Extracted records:
↓
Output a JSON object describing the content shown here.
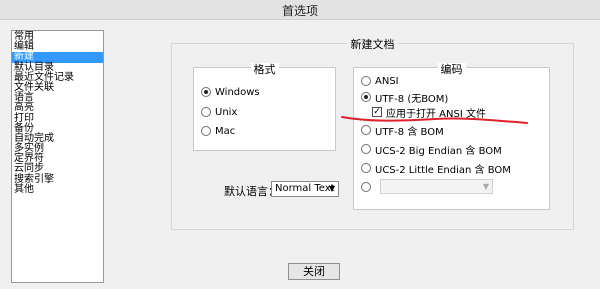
{
  "window": {
    "title": "首选项"
  },
  "sidebar": {
    "items": [
      {
        "label": "常用",
        "selected": false
      },
      {
        "label": "编辑",
        "selected": false
      },
      {
        "label": "新建",
        "selected": true
      },
      {
        "label": "默认目录",
        "selected": false
      },
      {
        "label": "最近文件记录",
        "selected": false
      },
      {
        "label": "文件关联",
        "selected": false
      },
      {
        "label": "语言",
        "selected": false
      },
      {
        "label": "高亮",
        "selected": false
      },
      {
        "label": "打印",
        "selected": false
      },
      {
        "label": "备份",
        "selected": false
      },
      {
        "label": "自动完成",
        "selected": false
      },
      {
        "label": "多实例",
        "selected": false
      },
      {
        "label": "定界符",
        "selected": false
      },
      {
        "label": "云同步",
        "selected": false
      },
      {
        "label": "搜索引擎",
        "selected": false
      },
      {
        "label": "其他",
        "selected": false
      }
    ]
  },
  "new_document": {
    "title": "新建文档",
    "format": {
      "title": "格式",
      "options": [
        {
          "label": "Windows",
          "checked": true
        },
        {
          "label": "Unix",
          "checked": false
        },
        {
          "label": "Mac",
          "checked": false
        }
      ]
    },
    "encoding": {
      "title": "编码",
      "options": [
        {
          "label": "ANSI",
          "checked": false
        },
        {
          "label": "UTF-8 (无BOM)",
          "checked": true
        },
        {
          "label": "UTF-8 含 BOM",
          "checked": false
        },
        {
          "label": "UCS-2 Big Endian 含 BOM",
          "checked": false
        },
        {
          "label": "UCS-2 Little Endian 含 BOM",
          "checked": false
        },
        {
          "label": "",
          "checked": false
        }
      ],
      "apply_ansi_checkbox": {
        "label": "应用于打开 ANSI 文件",
        "checked": true
      },
      "other_encoding_select": {
        "value": ""
      }
    },
    "default_language": {
      "label": "默认语言：",
      "value": "Normal Text"
    }
  },
  "footer": {
    "close_label": "关闭"
  },
  "colors": {
    "selection": "#3399ff",
    "annotation": "#e0202a"
  }
}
↑
* _Prompt_
Select all lines with the word "Endian" from the entries above.

* _Answer to this task_
          "label": "UCS-2 Big Endian 含 BOM",
          "label": "UCS-2 Little Endian 含 BOM",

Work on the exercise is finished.